--- Problem to solve ---
Find every line with the word "here". Copy those lines.

※ ※ ※

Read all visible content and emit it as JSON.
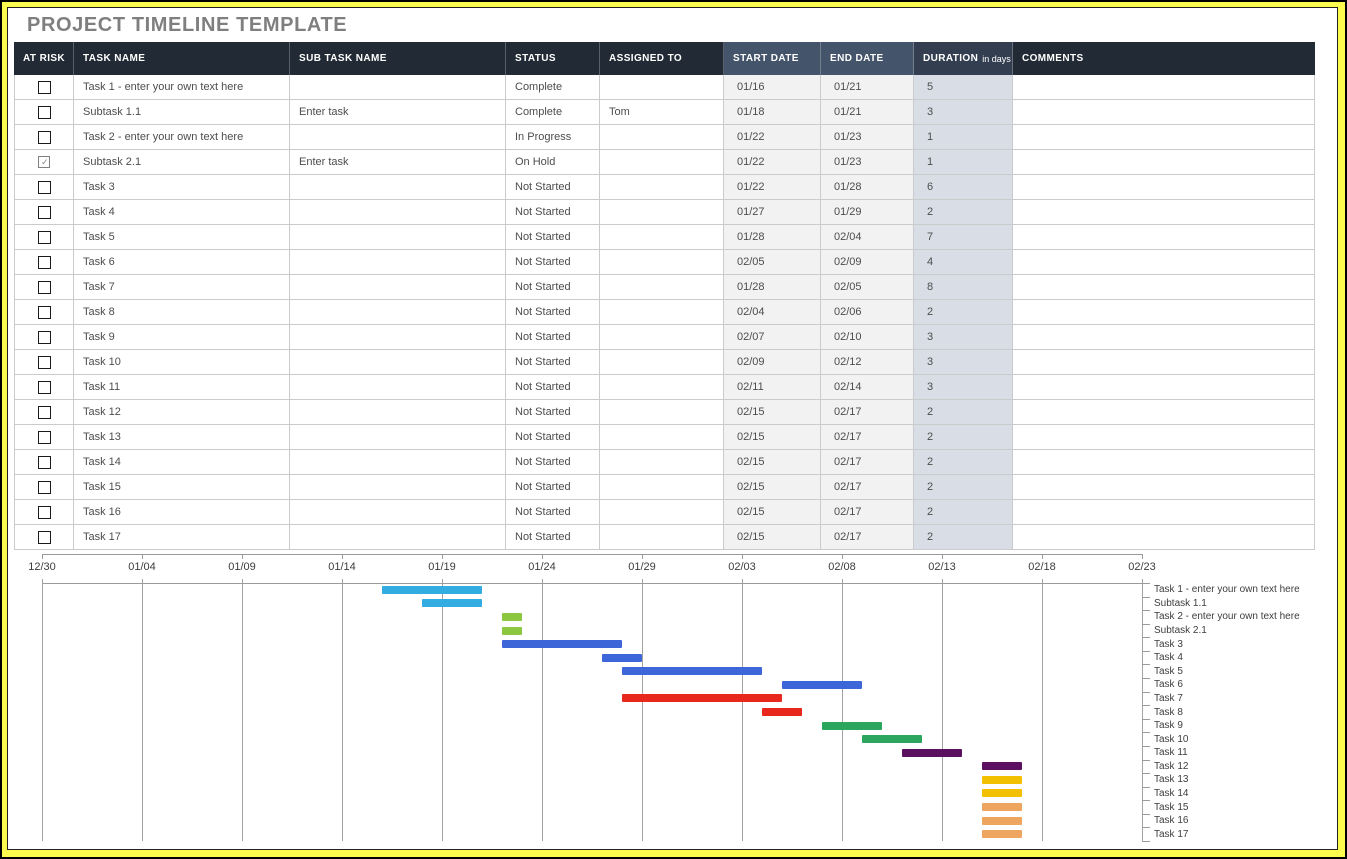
{
  "page": {
    "title": "PROJECT TIMELINE TEMPLATE"
  },
  "colors": {
    "frame_yellow": "#FCFC4E",
    "title_text": "#7F7F7F",
    "header_dark_bg": "#222B35",
    "header_slate_bg": "#44546A",
    "header_duration_bg": "#333F50",
    "header_text": "#FFFFFF",
    "cell_text": "#4D4D4D",
    "date_cell_bg": "#F2F2F3",
    "duration_cell_bg": "#D9DEE6",
    "table_grid": "#C9CBCD",
    "chart_axis": "#9B9B9B",
    "bar_cyan": "#33ADE1",
    "bar_light_green": "#8DC63F",
    "bar_blue": "#3D66D8",
    "bar_red": "#E8271D",
    "bar_green": "#2CA55E",
    "bar_purple": "#5C1160",
    "bar_gold": "#F3C000",
    "bar_orange": "#EDA55F"
  },
  "table": {
    "columns": {
      "at_risk": "AT RISK",
      "task": "TASK NAME",
      "subtask": "SUB TASK NAME",
      "status": "STATUS",
      "assigned": "ASSIGNED TO",
      "start": "START DATE",
      "end": "END DATE",
      "duration_bold": "DURATION",
      "duration_suffix": "in days",
      "comments": "COMMENTS"
    },
    "rows": [
      {
        "at_risk": false,
        "task": "Task 1 - enter your own text here",
        "subtask": "",
        "status": "Complete",
        "assigned": "",
        "start": "01/16",
        "end": "01/21",
        "duration": "5",
        "comments": ""
      },
      {
        "at_risk": false,
        "task": "Subtask 1.1",
        "subtask": "Enter task",
        "status": "Complete",
        "assigned": "Tom",
        "start": "01/18",
        "end": "01/21",
        "duration": "3",
        "comments": ""
      },
      {
        "at_risk": false,
        "task": "Task 2 - enter your own text here",
        "subtask": "",
        "status": "In Progress",
        "assigned": "",
        "start": "01/22",
        "end": "01/23",
        "duration": "1",
        "comments": ""
      },
      {
        "at_risk": true,
        "task": "Subtask 2.1",
        "subtask": "Enter task",
        "status": "On Hold",
        "assigned": "",
        "start": "01/22",
        "end": "01/23",
        "duration": "1",
        "comments": ""
      },
      {
        "at_risk": false,
        "task": "Task 3",
        "subtask": "",
        "status": "Not Started",
        "assigned": "",
        "start": "01/22",
        "end": "01/28",
        "duration": "6",
        "comments": ""
      },
      {
        "at_risk": false,
        "task": "Task 4",
        "subtask": "",
        "status": "Not Started",
        "assigned": "",
        "start": "01/27",
        "end": "01/29",
        "duration": "2",
        "comments": ""
      },
      {
        "at_risk": false,
        "task": "Task 5",
        "subtask": "",
        "status": "Not Started",
        "assigned": "",
        "start": "01/28",
        "end": "02/04",
        "duration": "7",
        "comments": ""
      },
      {
        "at_risk": false,
        "task": "Task 6",
        "subtask": "",
        "status": "Not Started",
        "assigned": "",
        "start": "02/05",
        "end": "02/09",
        "duration": "4",
        "comments": ""
      },
      {
        "at_risk": false,
        "task": "Task 7",
        "subtask": "",
        "status": "Not Started",
        "assigned": "",
        "start": "01/28",
        "end": "02/05",
        "duration": "8",
        "comments": ""
      },
      {
        "at_risk": false,
        "task": "Task 8",
        "subtask": "",
        "status": "Not Started",
        "assigned": "",
        "start": "02/04",
        "end": "02/06",
        "duration": "2",
        "comments": ""
      },
      {
        "at_risk": false,
        "task": "Task 9",
        "subtask": "",
        "status": "Not Started",
        "assigned": "",
        "start": "02/07",
        "end": "02/10",
        "duration": "3",
        "comments": ""
      },
      {
        "at_risk": false,
        "task": "Task 10",
        "subtask": "",
        "status": "Not Started",
        "assigned": "",
        "start": "02/09",
        "end": "02/12",
        "duration": "3",
        "comments": ""
      },
      {
        "at_risk": false,
        "task": "Task 11",
        "subtask": "",
        "status": "Not Started",
        "assigned": "",
        "start": "02/11",
        "end": "02/14",
        "duration": "3",
        "comments": ""
      },
      {
        "at_risk": false,
        "task": "Task 12",
        "subtask": "",
        "status": "Not Started",
        "assigned": "",
        "start": "02/15",
        "end": "02/17",
        "duration": "2",
        "comments": ""
      },
      {
        "at_risk": false,
        "task": "Task 13",
        "subtask": "",
        "status": "Not Started",
        "assigned": "",
        "start": "02/15",
        "end": "02/17",
        "duration": "2",
        "comments": ""
      },
      {
        "at_risk": false,
        "task": "Task 14",
        "subtask": "",
        "status": "Not Started",
        "assigned": "",
        "start": "02/15",
        "end": "02/17",
        "duration": "2",
        "comments": ""
      },
      {
        "at_risk": false,
        "task": "Task 15",
        "subtask": "",
        "status": "Not Started",
        "assigned": "",
        "start": "02/15",
        "end": "02/17",
        "duration": "2",
        "comments": ""
      },
      {
        "at_risk": false,
        "task": "Task 16",
        "subtask": "",
        "status": "Not Started",
        "assigned": "",
        "start": "02/15",
        "end": "02/17",
        "duration": "2",
        "comments": ""
      },
      {
        "at_risk": false,
        "task": "Task 17",
        "subtask": "",
        "status": "Not Started",
        "assigned": "",
        "start": "02/15",
        "end": "02/17",
        "duration": "2",
        "comments": ""
      }
    ]
  },
  "chart_data": {
    "type": "gantt",
    "title": "",
    "x_ticks": [
      "12/30",
      "01/04",
      "01/09",
      "01/14",
      "01/19",
      "01/24",
      "01/29",
      "02/03",
      "02/08",
      "02/13",
      "02/18",
      "02/23"
    ],
    "x_range": [
      "12/30",
      "02/23"
    ],
    "grid": true,
    "category_axis_position": "right",
    "categories": [
      "Task 1 - enter your own text here",
      "Subtask 1.1",
      "Task 2 - enter your own text here",
      "Subtask 2.1",
      "Task 3",
      "Task 4",
      "Task 5",
      "Task 6",
      "Task 7",
      "Task 8",
      "Task 9",
      "Task 10",
      "Task 11",
      "Task 12",
      "Task 13",
      "Task 14",
      "Task 15",
      "Task 16",
      "Task 17"
    ],
    "bars": [
      {
        "label": "Task 1 - enter your own text here",
        "start": "01/16",
        "end": "01/21",
        "duration_days": 5,
        "color": "#33ADE1"
      },
      {
        "label": "Subtask 1.1",
        "start": "01/18",
        "end": "01/21",
        "duration_days": 3,
        "color": "#33ADE1"
      },
      {
        "label": "Task 2 - enter your own text here",
        "start": "01/22",
        "end": "01/23",
        "duration_days": 1,
        "color": "#8DC63F"
      },
      {
        "label": "Subtask 2.1",
        "start": "01/22",
        "end": "01/23",
        "duration_days": 1,
        "color": "#8DC63F"
      },
      {
        "label": "Task 3",
        "start": "01/22",
        "end": "01/28",
        "duration_days": 6,
        "color": "#3D66D8"
      },
      {
        "label": "Task 4",
        "start": "01/27",
        "end": "01/29",
        "duration_days": 2,
        "color": "#3D66D8"
      },
      {
        "label": "Task 5",
        "start": "01/28",
        "end": "02/04",
        "duration_days": 7,
        "color": "#3D66D8"
      },
      {
        "label": "Task 6",
        "start": "02/05",
        "end": "02/09",
        "duration_days": 4,
        "color": "#3D66D8"
      },
      {
        "label": "Task 7",
        "start": "01/28",
        "end": "02/05",
        "duration_days": 8,
        "color": "#E8271D"
      },
      {
        "label": "Task 8",
        "start": "02/04",
        "end": "02/06",
        "duration_days": 2,
        "color": "#E8271D"
      },
      {
        "label": "Task 9",
        "start": "02/07",
        "end": "02/10",
        "duration_days": 3,
        "color": "#2CA55E"
      },
      {
        "label": "Task 10",
        "start": "02/09",
        "end": "02/12",
        "duration_days": 3,
        "color": "#2CA55E"
      },
      {
        "label": "Task 11",
        "start": "02/11",
        "end": "02/14",
        "duration_days": 3,
        "color": "#5C1160"
      },
      {
        "label": "Task 12",
        "start": "02/15",
        "end": "02/17",
        "duration_days": 2,
        "color": "#5C1160"
      },
      {
        "label": "Task 13",
        "start": "02/15",
        "end": "02/17",
        "duration_days": 2,
        "color": "#F3C000"
      },
      {
        "label": "Task 14",
        "start": "02/15",
        "end": "02/17",
        "duration_days": 2,
        "color": "#F3C000"
      },
      {
        "label": "Task 15",
        "start": "02/15",
        "end": "02/17",
        "duration_days": 2,
        "color": "#EDA55F"
      },
      {
        "label": "Task 16",
        "start": "02/15",
        "end": "02/17",
        "duration_days": 2,
        "color": "#EDA55F"
      },
      {
        "label": "Task 17",
        "start": "02/15",
        "end": "02/17",
        "duration_days": 2,
        "color": "#EDA55F"
      }
    ]
  }
}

※ ※ ※

--- Final result ---
        "task": "Task 1 - enter your own text here",
        "task": "Task 2 - enter your own text here",
      "Task 1 - enter your own text here",
      "Task 2 - enter your own text here",
        "label": "Task 1 - enter your own text here",
        "label": "Task 2 - enter your own text here",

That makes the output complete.